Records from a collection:
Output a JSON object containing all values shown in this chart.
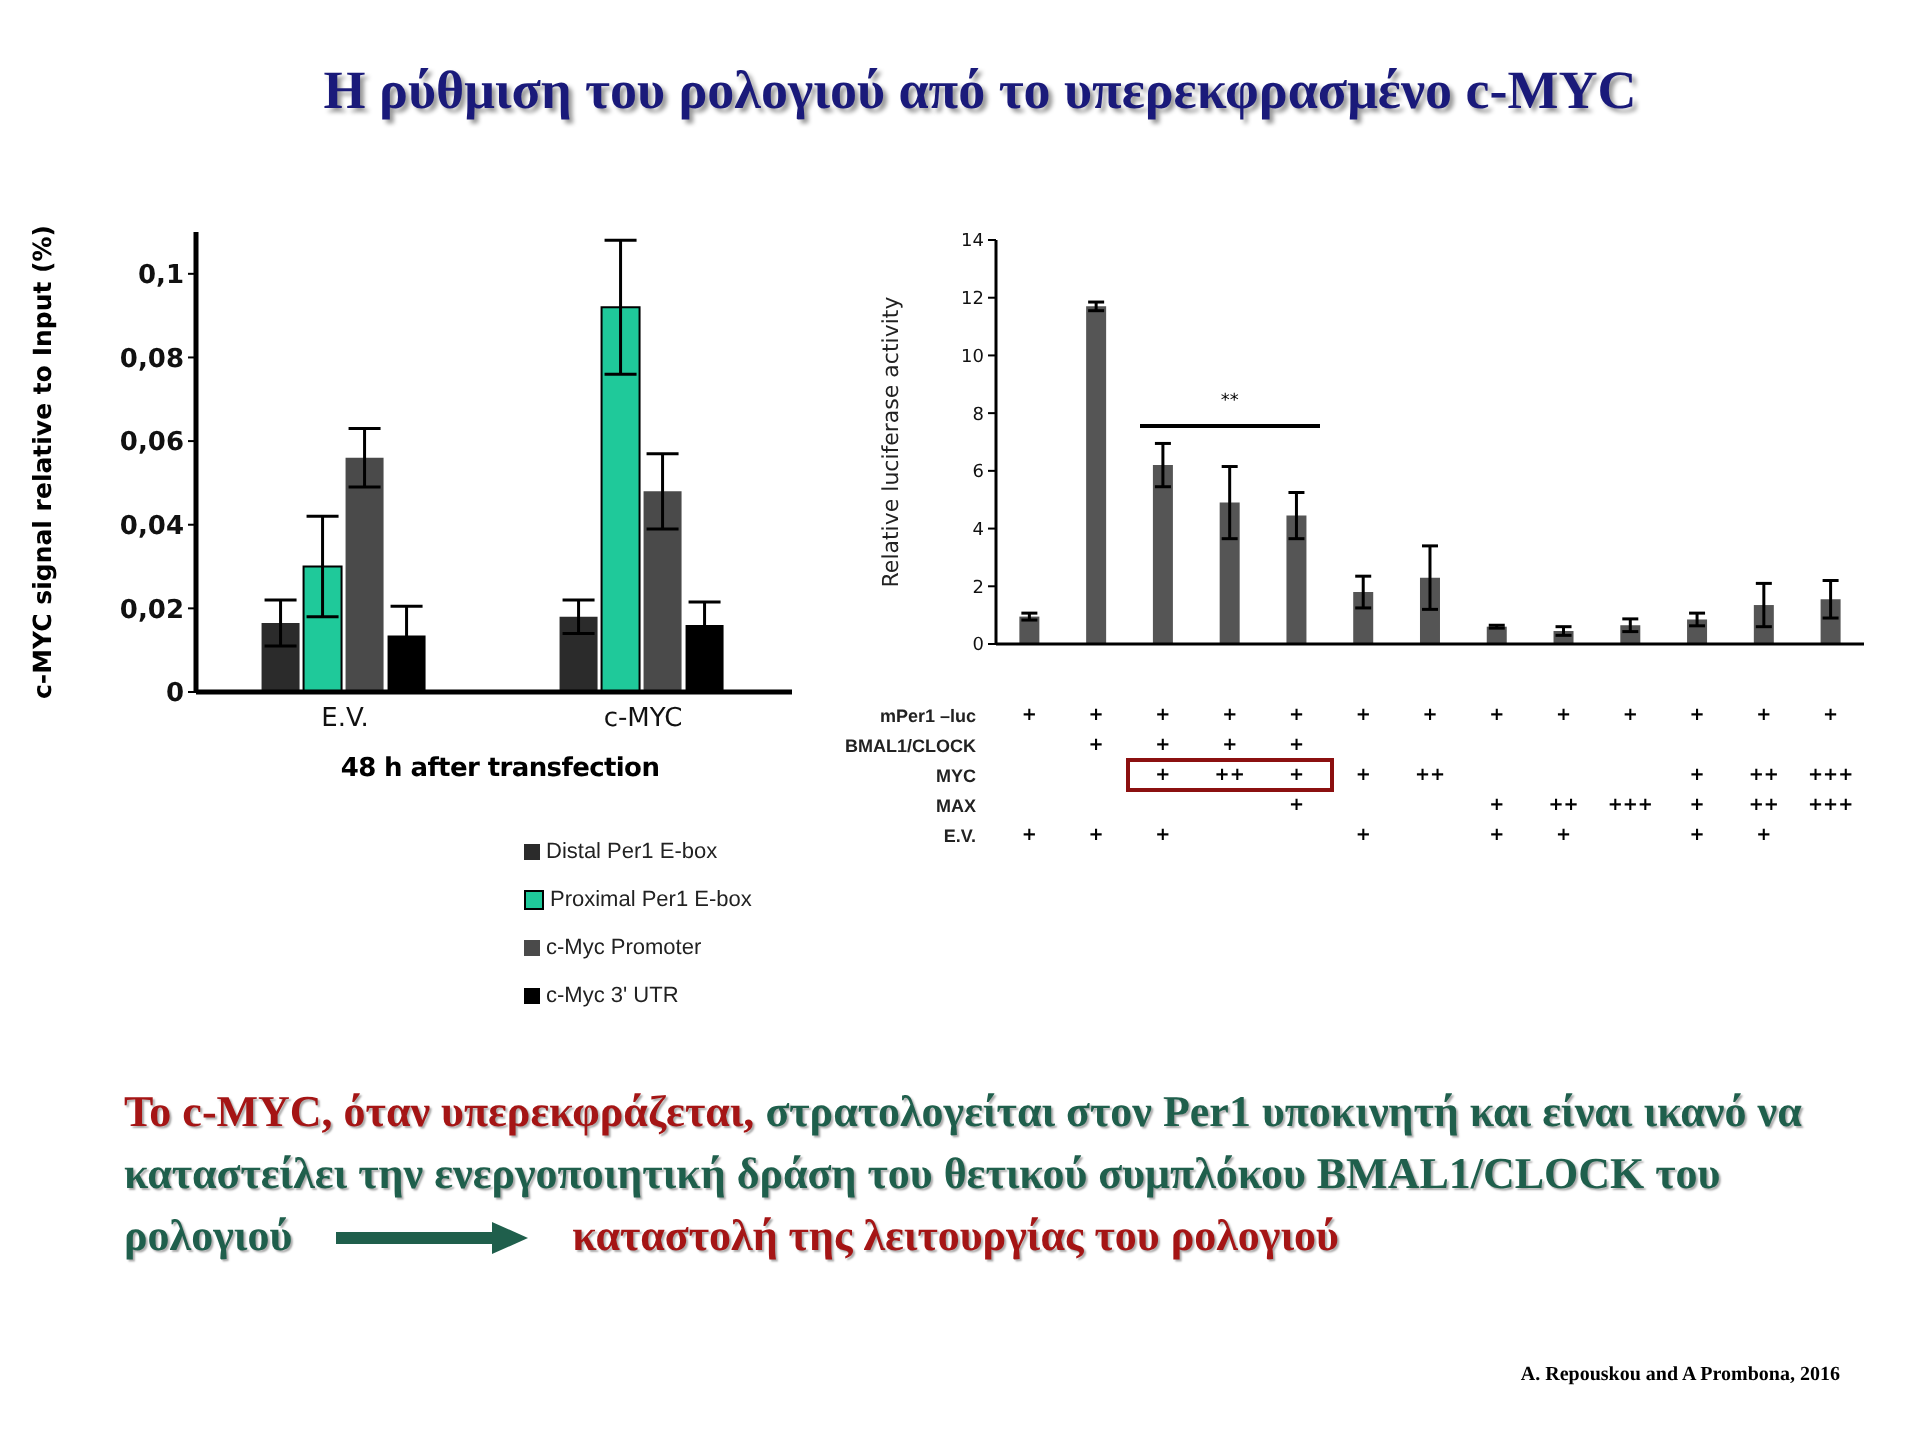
{
  "chart_data": [
    {
      "type": "bar",
      "title": "Η ρύθμιση του ρολογιού από το υπερεκφρασμένο c-MYC",
      "ylabel": "c-MYC signal relative to Input (%)",
      "xlabel": "48 h after transfection",
      "categories": [
        "E.V.",
        "c-MYC"
      ],
      "series": [
        {
          "name": "Distal Per1 E-box",
          "color": "#2b2b2b",
          "values": [
            0.0165,
            0.018
          ],
          "errors": [
            0.0055,
            0.004
          ]
        },
        {
          "name": "Proximal Per1 E-box",
          "color": "#1fc99a",
          "values": [
            0.03,
            0.092
          ],
          "errors": [
            0.012,
            0.016
          ]
        },
        {
          "name": "c-Myc Promoter",
          "color": "#4a4a4a",
          "values": [
            0.056,
            0.048
          ],
          "errors": [
            0.007,
            0.009
          ]
        },
        {
          "name": "c-Myc 3' UTR",
          "color": "#000000",
          "values": [
            0.0135,
            0.016
          ],
          "errors": [
            0.007,
            0.0055
          ]
        }
      ],
      "ylim": [
        0,
        0.11
      ],
      "yticks": [
        0,
        {
          "value": 0.02,
          "label": "0,02"
        },
        {
          "value": 0.04,
          "label": "0,04"
        },
        {
          "value": 0.06,
          "label": "0,06"
        },
        {
          "value": 0.08,
          "label": "0,08"
        },
        {
          "value": 0.1,
          "label": "0,1"
        }
      ],
      "legend": "bottom",
      "annotations": [
        "Το c-MYC, όταν υπερεκφράζεται,",
        "στρατολογείται στον Per1 υποκινητή και είναι ικανό να καταστείλει την ενεργοποιητική δράση του θετικού συμπλόκου BMAL1/CLOCK του ρολογιού",
        "καταστολή της λειτουργίας του ρολογιού",
        "A. Repouskou and A Prombona, 2016"
      ]
    },
    {
      "type": "bar",
      "ylabel": "Relative luciferase activity",
      "categories": [
        null,
        null,
        null,
        null,
        null,
        null,
        null,
        null,
        null,
        null,
        null,
        null,
        null
      ],
      "values": [
        0.95,
        11.7,
        6.2,
        4.9,
        4.45,
        1.8,
        2.3,
        0.6,
        0.45,
        0.65,
        0.85,
        1.35,
        1.55
      ],
      "errors": [
        0.12,
        0.15,
        0.75,
        1.25,
        0.8,
        0.55,
        1.1,
        0.05,
        0.15,
        0.22,
        0.22,
        0.75,
        0.65
      ],
      "color": "#555555",
      "ylim": [
        0,
        14
      ],
      "yticks": [
        0,
        2,
        4,
        6,
        8,
        10,
        12,
        14
      ],
      "annotations": [
        "**"
      ]
    },
    {
      "type": "other",
      "y_categories": [
        "mPer1 –luc",
        "BMAL1/CLOCK",
        "MYC",
        "MAX",
        "E.V."
      ],
      "cell_labels": [
        [
          "+",
          "+",
          "+",
          "+",
          "+",
          "+",
          "+",
          "+",
          "+",
          "+",
          "+",
          "+",
          "+"
        ],
        [
          null,
          "+",
          "+",
          "+",
          "+",
          null,
          null,
          null,
          null,
          null,
          null,
          null,
          null
        ],
        [
          null,
          null,
          "+",
          "++",
          "+",
          "+",
          "++",
          null,
          null,
          null,
          "+",
          "++",
          "+++"
        ],
        [
          null,
          null,
          null,
          null,
          "+",
          null,
          null,
          "+",
          "++",
          "+++",
          "+",
          "++",
          "+++"
        ],
        [
          "+",
          "+",
          "+",
          null,
          null,
          "+",
          null,
          "+",
          "+",
          null,
          "+",
          "+",
          null
        ]
      ]
    }
  ]
}
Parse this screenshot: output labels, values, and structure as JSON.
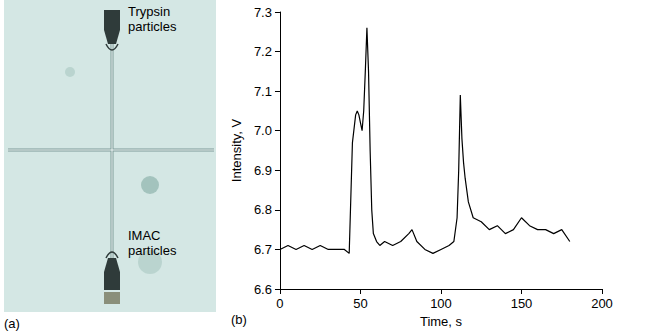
{
  "image_panel": {
    "label": "(a)",
    "texts": [
      "Trypsin particles",
      "IMAC particles"
    ]
  },
  "chart_data": {
    "type": "line",
    "title": "(b)",
    "x_label": "Time, s",
    "y_label": "Intensity, V",
    "x": [
      0,
      5,
      10,
      15,
      20,
      25,
      30,
      35,
      40,
      43,
      45,
      47,
      48,
      49,
      50,
      51,
      52,
      53,
      54,
      55,
      56,
      57,
      58,
      60,
      62,
      65,
      70,
      75,
      80,
      82,
      85,
      90,
      95,
      100,
      105,
      108,
      110,
      111,
      112,
      113,
      114,
      115,
      117,
      120,
      125,
      130,
      135,
      140,
      145,
      150,
      155,
      160,
      165,
      170,
      175,
      180
    ],
    "values": [
      6.7,
      6.71,
      6.7,
      6.71,
      6.7,
      6.71,
      6.7,
      6.7,
      6.7,
      6.69,
      6.97,
      7.04,
      7.05,
      7.04,
      7.02,
      7.0,
      7.05,
      7.15,
      7.26,
      7.15,
      6.95,
      6.8,
      6.74,
      6.72,
      6.71,
      6.72,
      6.71,
      6.72,
      6.74,
      6.75,
      6.72,
      6.7,
      6.69,
      6.7,
      6.71,
      6.72,
      6.78,
      6.9,
      7.09,
      6.98,
      6.92,
      6.88,
      6.82,
      6.78,
      6.77,
      6.75,
      6.76,
      6.74,
      6.75,
      6.78,
      6.76,
      6.75,
      6.75,
      6.74,
      6.75,
      6.72
    ],
    "color": "#000000",
    "xlim": [
      0,
      200
    ],
    "xticks": [
      0,
      50,
      100,
      150,
      200
    ],
    "ylim": [
      6.6,
      7.3
    ],
    "yticks": [
      6.6,
      6.7,
      6.8,
      6.9,
      {
        "value": 7,
        "label": "7.0"
      },
      7.1,
      7.2,
      7.3
    ],
    "grid": false
  }
}
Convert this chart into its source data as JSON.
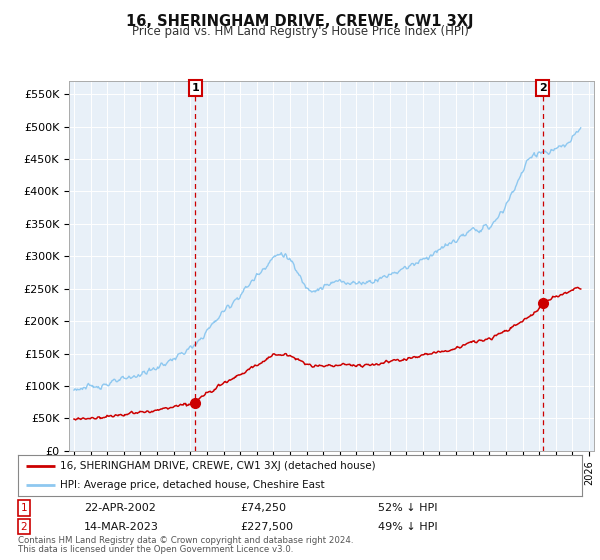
{
  "title": "16, SHERINGHAM DRIVE, CREWE, CW1 3XJ",
  "subtitle": "Price paid vs. HM Land Registry's House Price Index (HPI)",
  "hpi_color": "#8ec8f0",
  "price_color": "#cc0000",
  "background_color": "#ffffff",
  "plot_bg_color": "#e8f0f8",
  "grid_color": "#ffffff",
  "ylim": [
    0,
    570000
  ],
  "yticks": [
    0,
    50000,
    100000,
    150000,
    200000,
    250000,
    300000,
    350000,
    400000,
    450000,
    500000,
    550000
  ],
  "ytick_labels": [
    "£0",
    "£50K",
    "£100K",
    "£150K",
    "£200K",
    "£250K",
    "£300K",
    "£350K",
    "£400K",
    "£450K",
    "£500K",
    "£550K"
  ],
  "transaction1_date": "22-APR-2002",
  "transaction1_price": 74250,
  "transaction1_pct": "52% ↓ HPI",
  "transaction1_x": 2002.31,
  "transaction2_date": "14-MAR-2023",
  "transaction2_price": 227500,
  "transaction2_pct": "49% ↓ HPI",
  "transaction2_x": 2023.21,
  "legend_line1": "16, SHERINGHAM DRIVE, CREWE, CW1 3XJ (detached house)",
  "legend_line2": "HPI: Average price, detached house, Cheshire East",
  "footer1": "Contains HM Land Registry data © Crown copyright and database right 2024.",
  "footer2": "This data is licensed under the Open Government Licence v3.0."
}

• WORK INSTRUCTIONS:
Copy each line of the records above that carries the word "ylabel".

• CORRECT ANSWER:
      "ylabel": "c-MYC signal relative to Input (%)",
      "ylabel": "Relative luciferase activity",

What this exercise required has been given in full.